Stored data
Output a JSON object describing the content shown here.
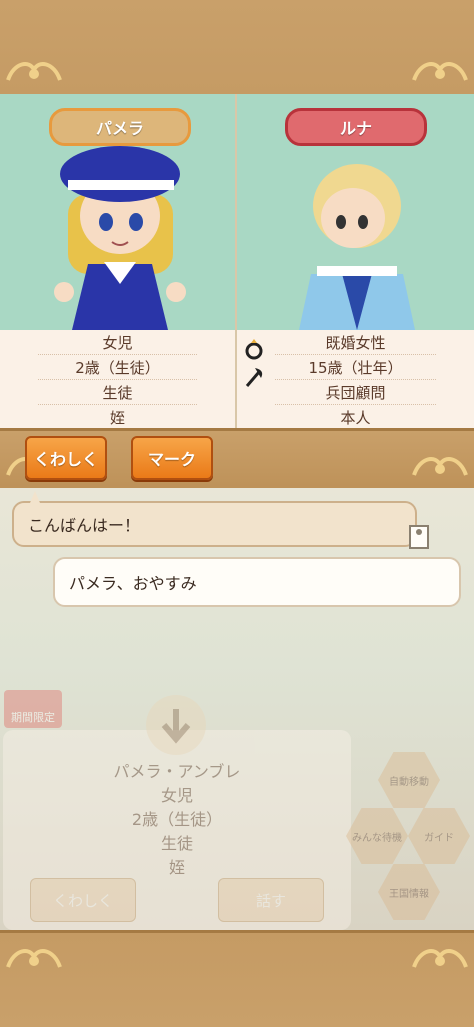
{
  "left_character": {
    "name": "パメラ",
    "info": [
      "女児",
      "2歳（生徒）",
      "生徒",
      "姪"
    ]
  },
  "right_character": {
    "name": "ルナ",
    "info": [
      "既婚女性",
      "15歳（壮年）",
      "兵団顧問",
      "本人"
    ]
  },
  "buttons": {
    "details": "くわしく",
    "mark": "マーク"
  },
  "chat": {
    "message_1": "こんばんはー！",
    "message_2": "パメラ、おやすみ"
  },
  "background_panel": {
    "limited_badge": "期間限定",
    "name": "パメラ・アンブレ",
    "info": [
      "女児",
      "2歳（生徒）",
      "生徒",
      "姪"
    ],
    "details_button": "くわしく",
    "talk_button": "話す"
  },
  "background_menu": {
    "auto_label": "自動移動",
    "guide_label": "ガイド",
    "friend_label": "みんな待機",
    "book_label": "王国情報"
  },
  "colors": {
    "frame": "#c9a06a",
    "portrait_bg": "#a9d8c4",
    "accent_orange": "#ea7a18",
    "pill_red": "#e06a6e"
  }
}
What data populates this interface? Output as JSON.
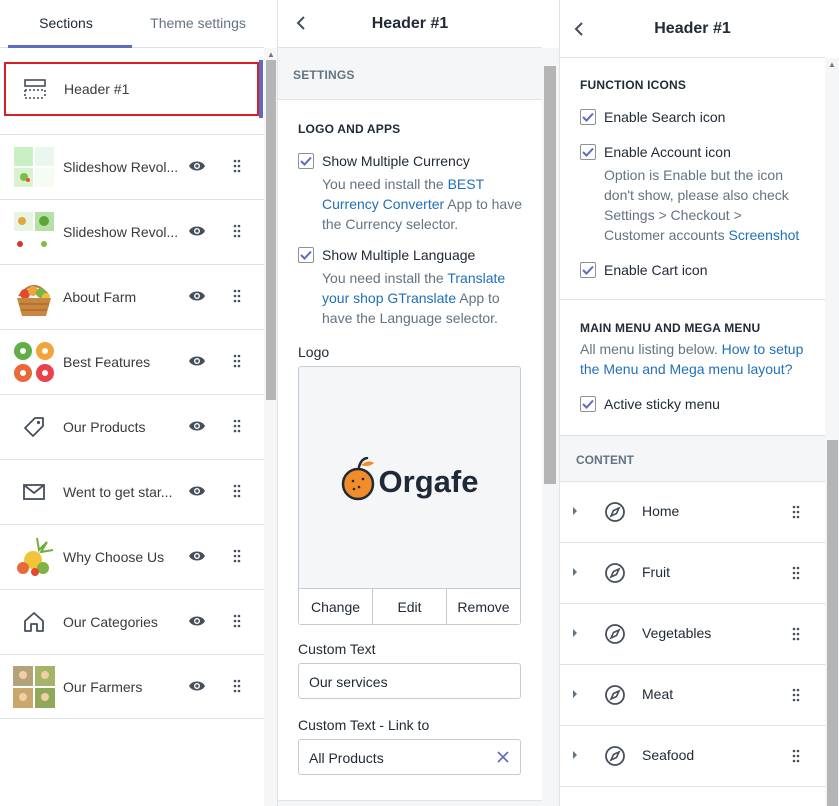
{
  "sidebar": {
    "tabs": [
      {
        "label": "Sections"
      },
      {
        "label": "Theme settings"
      }
    ],
    "header_item": {
      "label": "Header #1"
    },
    "sections": [
      {
        "label": "Slideshow Revol...",
        "thumb": "slideshow-thumbnail"
      },
      {
        "label": "Slideshow Revol...",
        "thumb": "slideshow-thumbnail"
      },
      {
        "label": "About Farm",
        "thumb": "fruit-basket-thumbnail"
      },
      {
        "label": "Best Features",
        "thumb": "features-thumbnail"
      },
      {
        "label": "Our Products",
        "thumb": "tag-icon"
      },
      {
        "label": "Went to get star...",
        "thumb": "mail-icon"
      },
      {
        "label": "Why Choose Us",
        "thumb": "fruit-splash-thumbnail"
      },
      {
        "label": "Our Categories",
        "thumb": "home-icon"
      },
      {
        "label": "Our Farmers",
        "thumb": "farmers-thumbnail"
      }
    ]
  },
  "middle": {
    "title": "Header #1",
    "settings_heading": "SETTINGS",
    "logo_apps_heading": "LOGO AND APPS",
    "currency": {
      "label": "Show Multiple Currency",
      "checked": true,
      "help_pre": "You need install the ",
      "help_link": "BEST Currency Converter",
      "help_post": " App to have the Currency selector."
    },
    "language": {
      "label": "Show Multiple Language",
      "checked": true,
      "help_pre": "You need install the ",
      "help_link": "Translate your shop GTranslate",
      "help_post": " App to have the Language selector."
    },
    "logo_label": "Logo",
    "logo_text": "Orgafe",
    "logo_actions": {
      "change": "Change",
      "edit": "Edit",
      "remove": "Remove"
    },
    "custom_text": {
      "label": "Custom Text",
      "value": "Our services"
    },
    "custom_link": {
      "label": "Custom Text - Link to",
      "value": "All Products"
    }
  },
  "right": {
    "title": "Header #1",
    "function_icons_heading": "FUNCTION ICONS",
    "search": {
      "label": "Enable Search icon",
      "checked": true
    },
    "account": {
      "label": "Enable Account icon",
      "checked": true,
      "help_pre": "Option is Enable but the icon don't show, please also check Settings > Checkout > Customer accounts ",
      "help_link": "Screenshot"
    },
    "cart": {
      "label": "Enable Cart icon",
      "checked": true
    },
    "menu_heading": "MAIN MENU AND MEGA MENU",
    "menu_help_pre": "All menu listing below. ",
    "menu_help_link": "How to setup the Menu and Mega menu layout?",
    "sticky": {
      "label": "Active sticky menu",
      "checked": true
    },
    "content_heading": "CONTENT",
    "menu_items": [
      {
        "label": "Home"
      },
      {
        "label": "Fruit"
      },
      {
        "label": "Vegetables"
      },
      {
        "label": "Meat"
      },
      {
        "label": "Seafood"
      }
    ]
  },
  "colors": {
    "accent": "#5c6ac4",
    "selection": "#d81f26",
    "link": "#1f70b8",
    "logo_orange": "#f28c28",
    "logo_dark": "#1f2a36"
  }
}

[EXERCISE OBJECTIVE] Look through the entries and return every line where "JSON" appears.

[COMPLETED TASK]
Output a JSON object describing the content shown here.
What data populates this interface? Output as JSON.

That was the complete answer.